> Task prompt:
Please repeat all of the listing exactly.
####################
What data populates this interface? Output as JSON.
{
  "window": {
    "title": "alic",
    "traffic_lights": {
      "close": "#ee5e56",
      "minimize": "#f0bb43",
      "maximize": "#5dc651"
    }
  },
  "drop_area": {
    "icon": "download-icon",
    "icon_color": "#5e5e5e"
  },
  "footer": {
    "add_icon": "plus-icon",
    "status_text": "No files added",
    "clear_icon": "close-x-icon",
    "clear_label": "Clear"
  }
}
####################
> Written solution:
What data populates this interface? Output as JSON.
{
  "window": {
    "title": "alic",
    "traffic_lights": {
      "close": "#ee5e56",
      "minimize": "#f0bb43",
      "maximize": "#5dc651"
    }
  },
  "drop_area": {
    "icon": "download-icon",
    "icon_color": "#5e5e5e"
  },
  "footer": {
    "add_icon": "plus-icon",
    "status_text": "No files added",
    "clear_icon": "close-x-icon",
    "clear_label": "Clear"
  }
}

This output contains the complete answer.